[start of Material for this task]
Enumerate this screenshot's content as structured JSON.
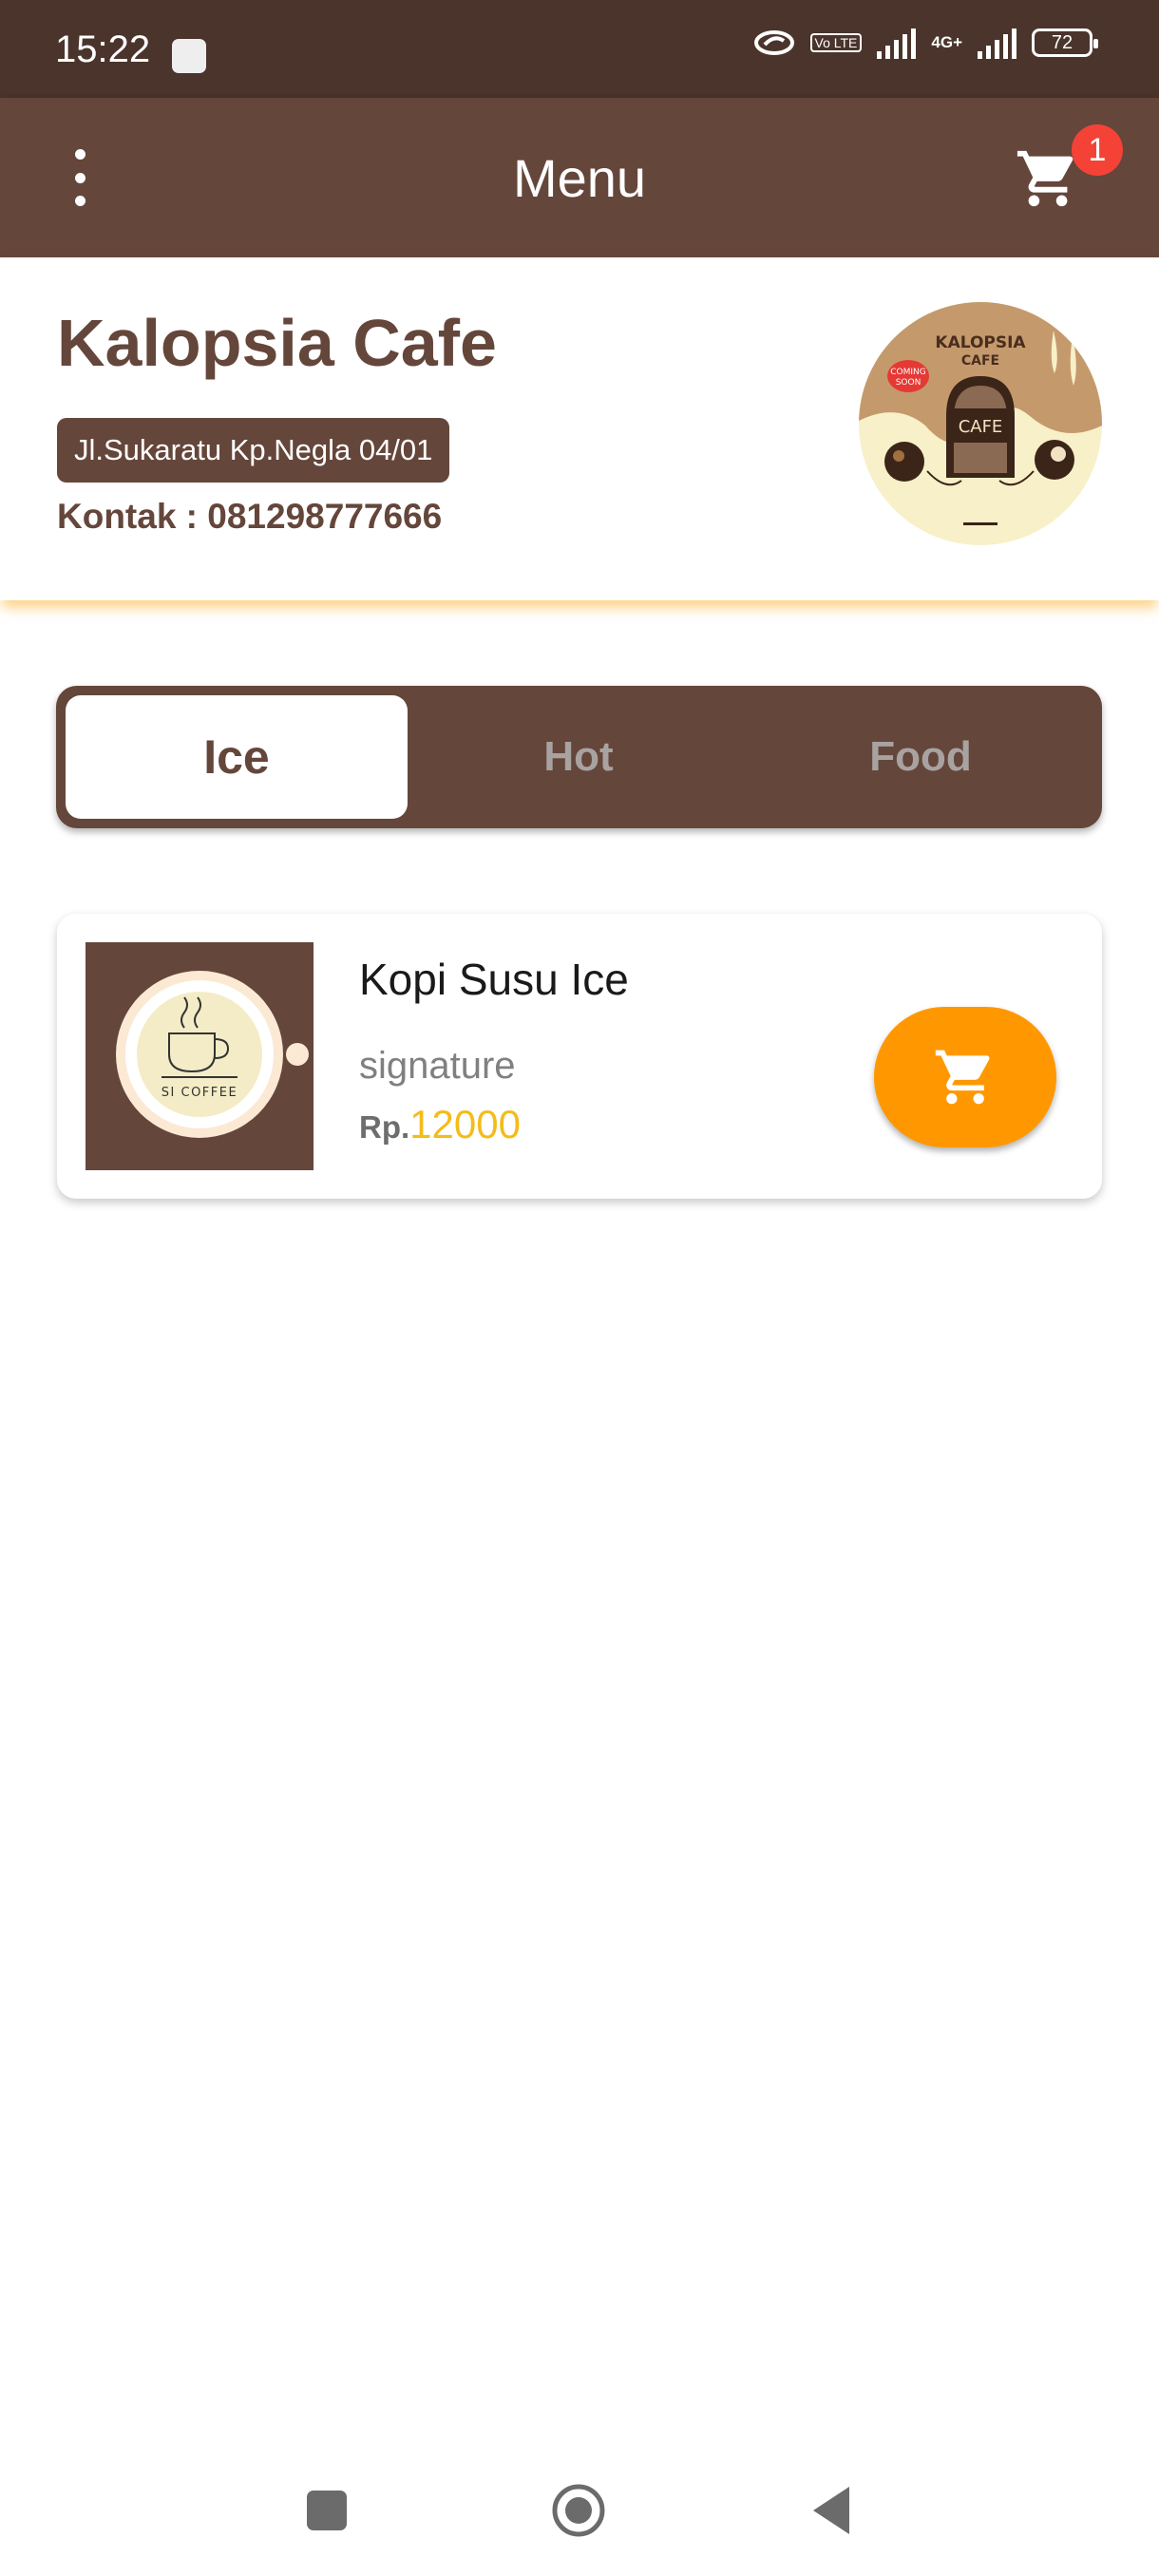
{
  "status_bar": {
    "time": "15:22",
    "network": "4G+",
    "volte": "Vo LTE",
    "battery": "72"
  },
  "app_bar": {
    "title": "Menu",
    "cart_count": "1"
  },
  "cafe": {
    "name": "Kalopsia Cafe",
    "address": "Jl.Sukaratu Kp.Negla 04/01",
    "contact": "Kontak : 081298777666",
    "logo_text": {
      "line1": "KALOPSIA",
      "line2": "CAFE",
      "badge1": "COMING",
      "badge2": "SOON",
      "door": "CAFE"
    }
  },
  "tabs": [
    {
      "label": "Ice",
      "active": true
    },
    {
      "label": "Hot",
      "active": false
    },
    {
      "label": "Food",
      "active": false
    }
  ],
  "products": [
    {
      "name": "Kopi Susu Ice",
      "description": "signature",
      "price_prefix": "Rp.",
      "price": "12000",
      "thumb_text": "SI COFFEE"
    }
  ],
  "colors": {
    "brown": "#65463b",
    "status_bar": "#4a342c",
    "accent_orange": "#ff9800",
    "price_yellow": "#f4bc19",
    "badge_red": "#f44336"
  }
}
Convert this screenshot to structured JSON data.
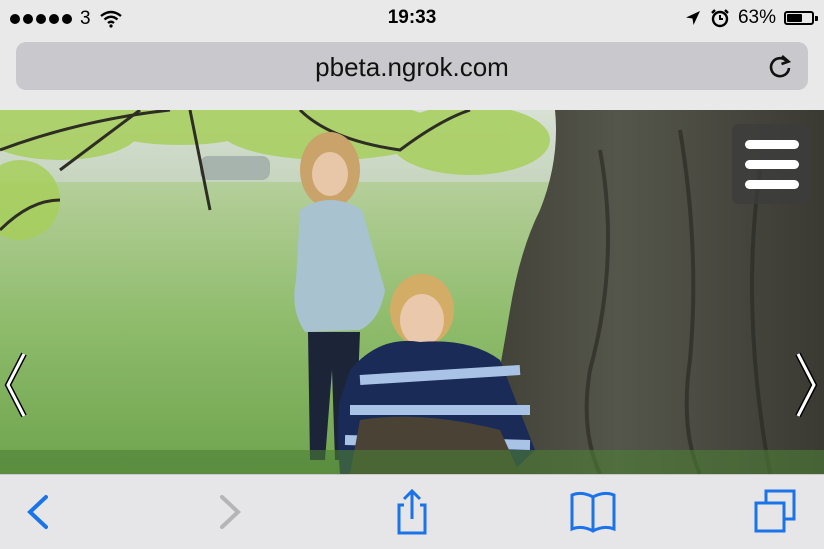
{
  "status": {
    "carrier": "3",
    "time": "19:33",
    "battery": "63%",
    "battery_level": 0.63
  },
  "browser": {
    "url": "pbeta.ngrok.com"
  },
  "colors": {
    "accent": "#1a73e8",
    "disabled": "#b5b5b5",
    "status_bg": "#e9e9ea",
    "urlfield_bg": "#c9c9cd"
  },
  "icons": {
    "signal": "signal-dots-icon",
    "wifi": "wifi-icon",
    "location": "location-arrow-icon",
    "alarm": "alarm-clock-icon",
    "battery": "battery-icon",
    "reload": "reload-icon",
    "menu": "hamburger-menu-icon",
    "prev": "chevron-left-icon",
    "next": "chevron-right-icon",
    "back": "back-icon",
    "forward": "forward-icon",
    "share": "share-icon",
    "bookmarks": "book-icon",
    "tabs": "tabs-icon"
  }
}
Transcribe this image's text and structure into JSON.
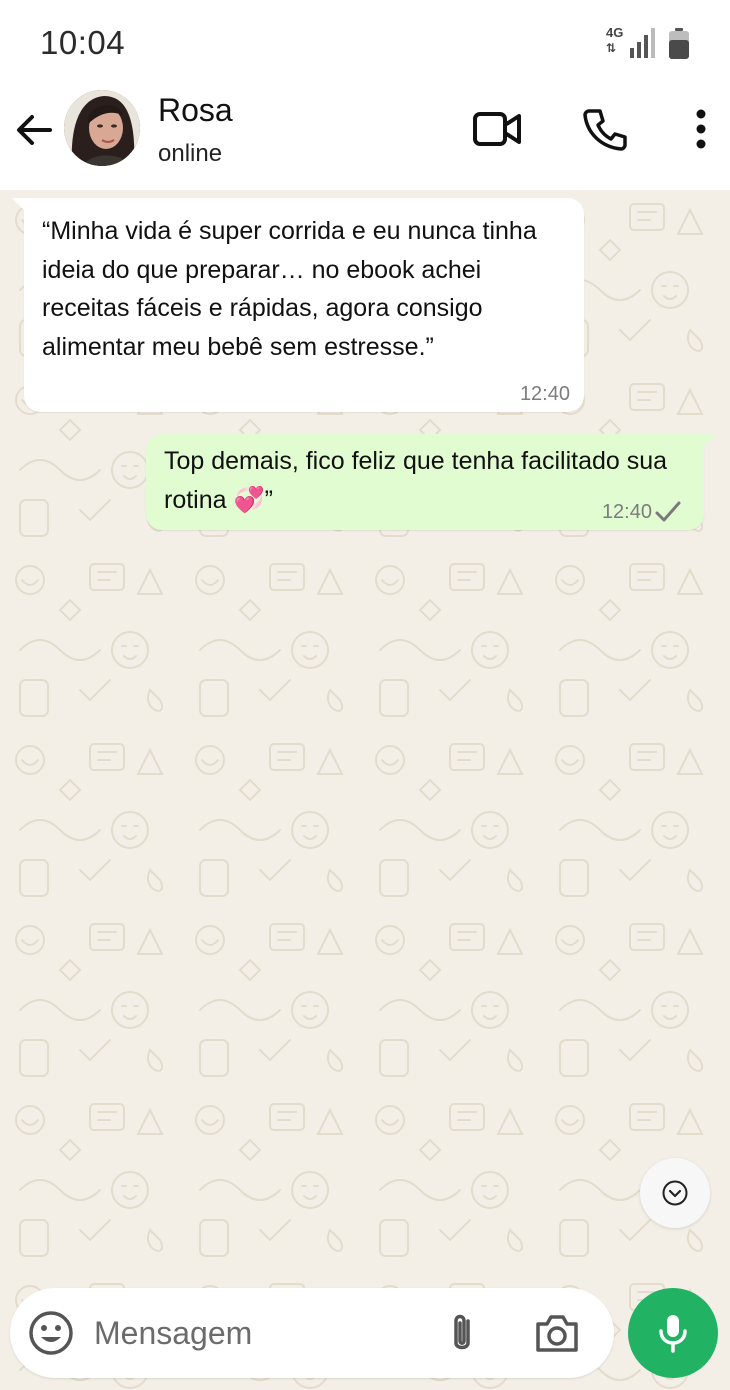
{
  "status_bar": {
    "time": "10:04",
    "network": "4G",
    "icons": [
      "network-4g-icon",
      "signal-icon",
      "battery-icon"
    ]
  },
  "header": {
    "contact_name": "Rosa",
    "contact_status": "online",
    "icons": [
      "back-arrow-icon",
      "video-call-icon",
      "phone-icon",
      "more-options-icon"
    ]
  },
  "messages": [
    {
      "direction": "incoming",
      "text": "“Minha vida é super corrida e eu nunca tinha ideia do que preparar… no ebook achei receitas fáceis e rápidas, agora consigo alimentar meu bebê sem estresse.”",
      "time": "12:40"
    },
    {
      "direction": "outgoing",
      "text": "Top demais, fico feliz que tenha facilitado sua rotina 💞”",
      "time": "12:40",
      "status": "sent"
    }
  ],
  "composer": {
    "placeholder": "Mensagem",
    "icons": [
      "emoji-icon",
      "attach-icon",
      "camera-icon",
      "mic-icon"
    ]
  },
  "colors": {
    "incoming_bubble": "#ffffff",
    "outgoing_bubble": "#e2fcd2",
    "chat_background": "#f3efe6",
    "mic_button": "#21b264"
  }
}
[end of Material for this task]
(Do this)
In the records above, find each line that holds the word "chevron"; copy all such lines.

(Written solution)
    "prev": "chevron-left-icon",
    "next": "chevron-right-icon",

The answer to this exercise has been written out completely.